**RECORDS FOR THIS EXERCISE**
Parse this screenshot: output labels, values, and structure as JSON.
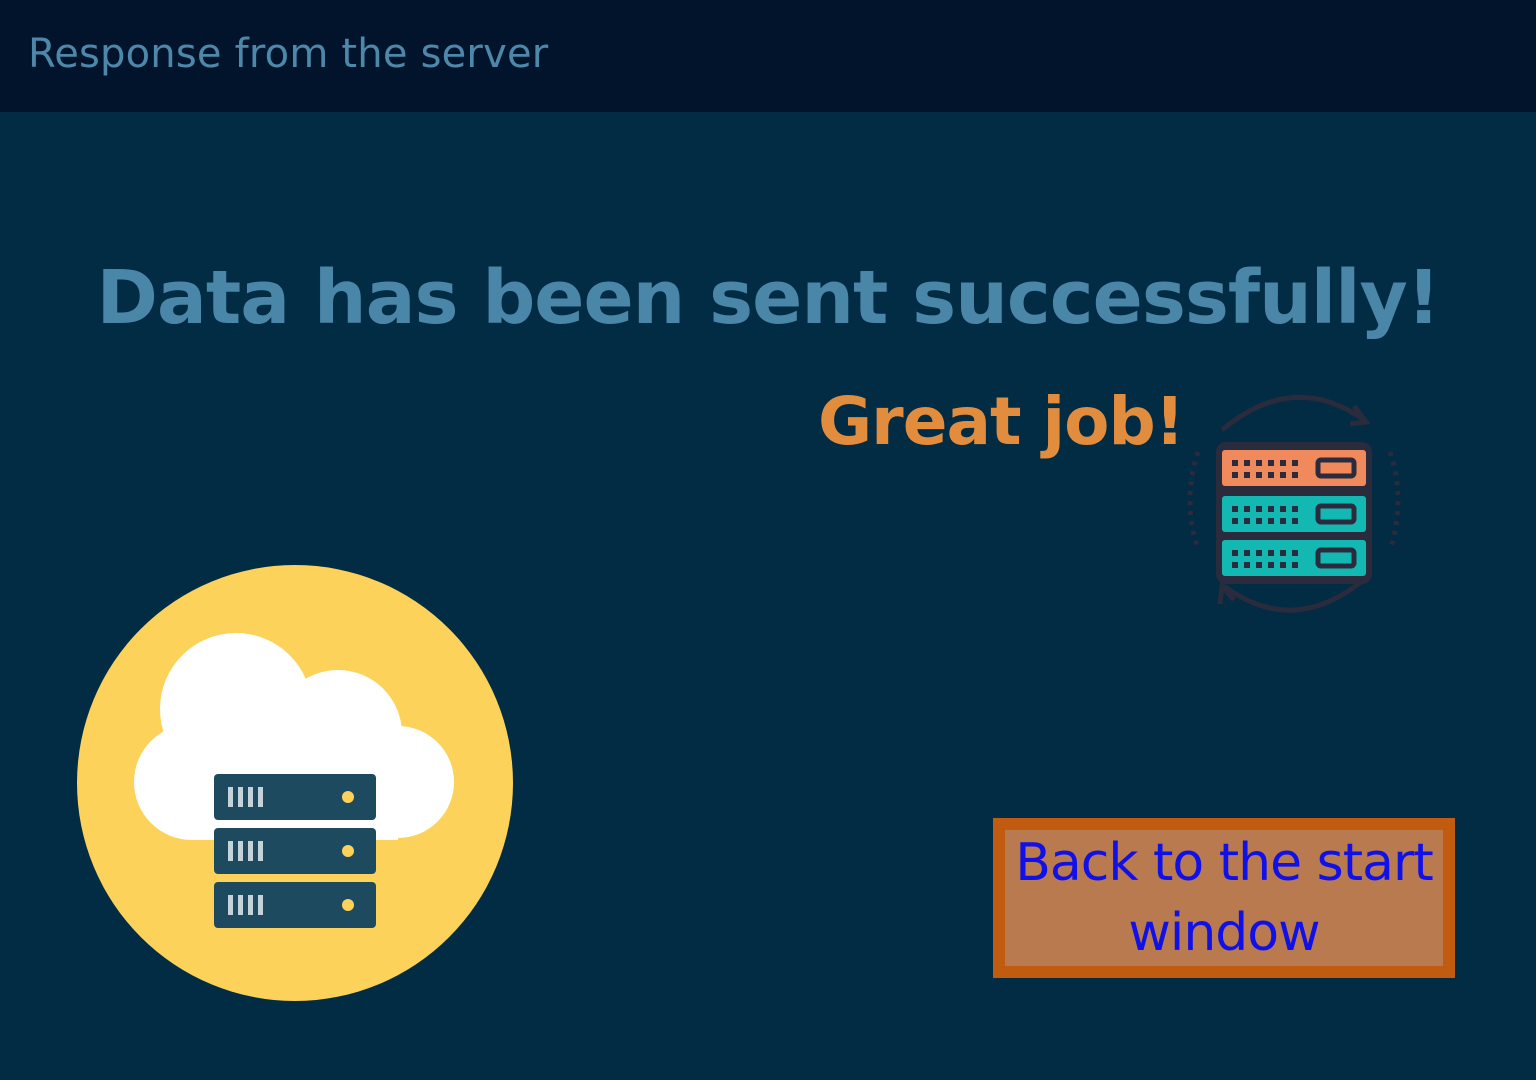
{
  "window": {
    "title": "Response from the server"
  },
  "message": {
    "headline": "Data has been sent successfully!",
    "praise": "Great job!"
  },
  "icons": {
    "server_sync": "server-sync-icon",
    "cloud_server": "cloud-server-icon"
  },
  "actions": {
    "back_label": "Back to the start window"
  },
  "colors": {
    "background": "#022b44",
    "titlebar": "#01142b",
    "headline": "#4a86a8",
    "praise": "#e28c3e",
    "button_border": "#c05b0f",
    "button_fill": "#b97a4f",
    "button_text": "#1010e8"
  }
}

**AIM OF THE EXERCISE**
Find each line holding the string "headline" and copy it out.

**RESPONSE BELOW**
    "headline": "Data has been sent successfully!",
    "headline": "#4a86a8",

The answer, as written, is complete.